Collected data
— Start —

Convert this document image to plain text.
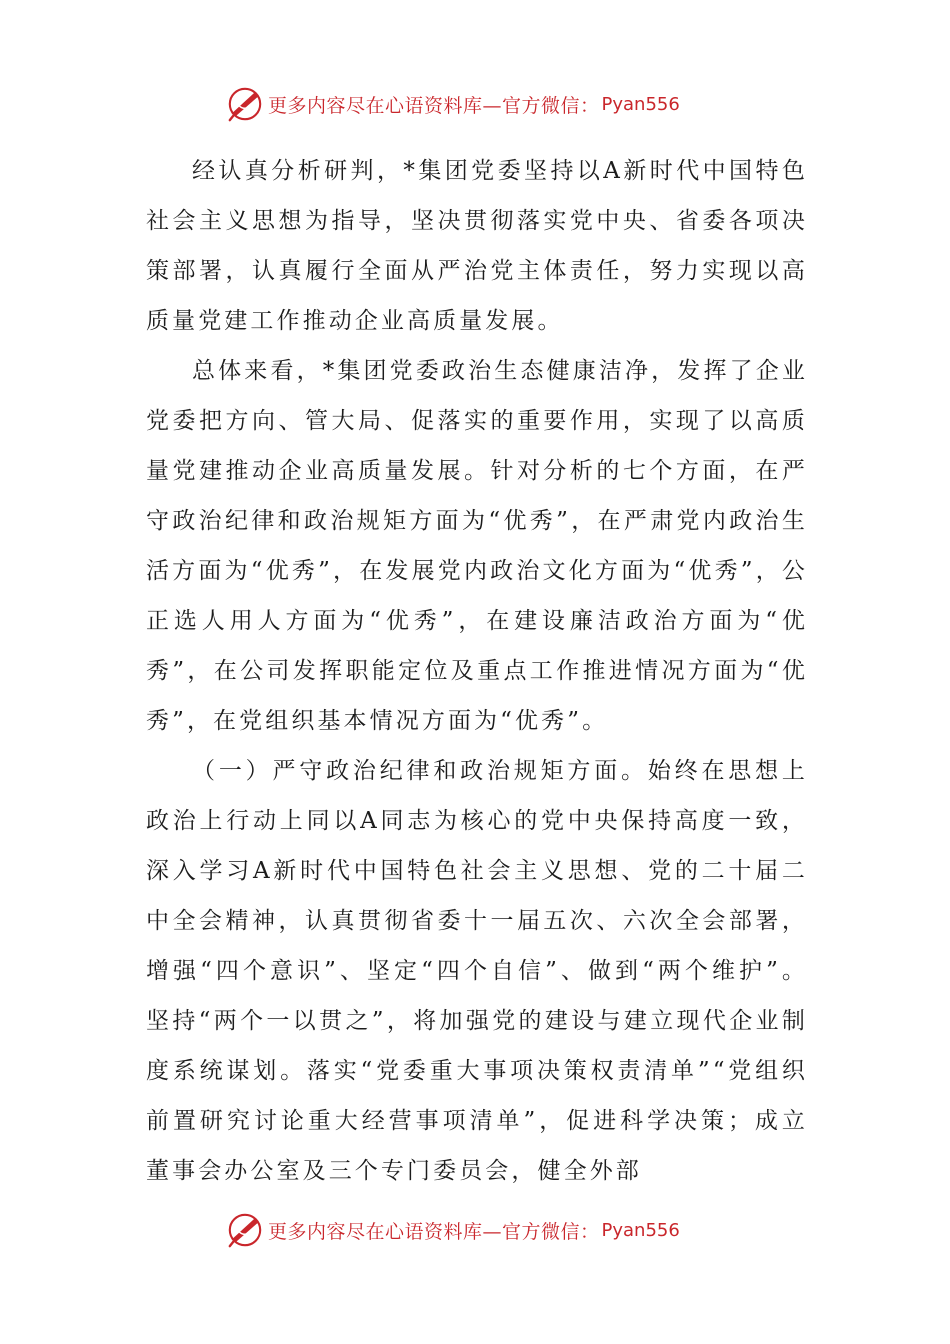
更多内容尽在心语资料库—官方微信： Pyan556

经认真分析研判，*集团党委坚持以A新时代中国特色社会主义思想为指导，坚决贯彻落实党中央、省委各项决策部署，认真履行全面从严治党主体责任，努力实现以高质量党建工作推动企业高质量发展。

总体来看，*集团党委政治生态健康洁净，发挥了企业党委把方向、管大局、促落实的重要作用，实现了以高质量党建推动企业高质量发展。针对分析的七个方面，在严守政治纪律和政治规矩方面为“优秀”，在严肃党内政治生活方面为“优秀”，在发展党内政治文化方面为“优秀”，公正选人用人方面为“优秀”，在建设廉洁政治方面为“优秀”，在公司发挥职能定位及重点工作推进情况方面为“优秀”，在党组织基本情况方面为“优秀”。

（一）严守政治纪律和政治规矩方面。始终在思想上政治上行动上同以A同志为核心的党中央保持高度一致，深入学习A新时代中国特色社会主义思想、党的二十届二中全会精神，认真贯彻省委十一届五次、六次全会部署，增强“四个意识”、坚定“四个自信”、做到“两个维护”。坚持“两个一以贯之”，将加强党的建设与建立现代企业制度系统谋划。落实“党委重大事项决策权责清单”“党组织前置研究讨论重大经营事项清单”，促进科学决策；成立董事会办公室及三个专门委员会，健全外部

更多内容尽在心语资料库—官方微信： Pyan556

— End —

[Objective]:
Each record above must be returned exactly as written, with its pictures omitted.

[Exercise response]:
Convert this document image to plain text.
更多内容尽在心语资料库—官方微信： Pyan556

经认真分析研判，*集团党委坚持以A新时代中国特色社会主义思想为指导，坚决贯彻落实党中央、省委各项决策部署，认真履行全面从严治党主体责任，努力实现以高质量党建工作推动企业高质量发展。

总体来看，*集团党委政治生态健康洁净，发挥了企业党委把方向、管大局、促落实的重要作用，实现了以高质量党建推动企业高质量发展。针对分析的七个方面，在严守政治纪律和政治规矩方面为“优秀”，在严肃党内政治生活方面为“优秀”，在发展党内政治文化方面为“优秀”，公正选人用人方面为“优秀”，在建设廉洁政治方面为“优秀”，在公司发挥职能定位及重点工作推进情况方面为“优秀”，在党组织基本情况方面为“优秀”。

（一）严守政治纪律和政治规矩方面。始终在思想上政治上行动上同以A同志为核心的党中央保持高度一致，深入学习A新时代中国特色社会主义思想、党的二十届二中全会精神，认真贯彻省委十一届五次、六次全会部署，增强“四个意识”、坚定“四个自信”、做到“两个维护”。坚持“两个一以贯之”，将加强党的建设与建立现代企业制度系统谋划。落实“党委重大事项决策权责清单”“党组织前置研究讨论重大经营事项清单”，促进科学决策；成立董事会办公室及三个专门委员会，健全外部

更多内容尽在心语资料库—官方微信： Pyan556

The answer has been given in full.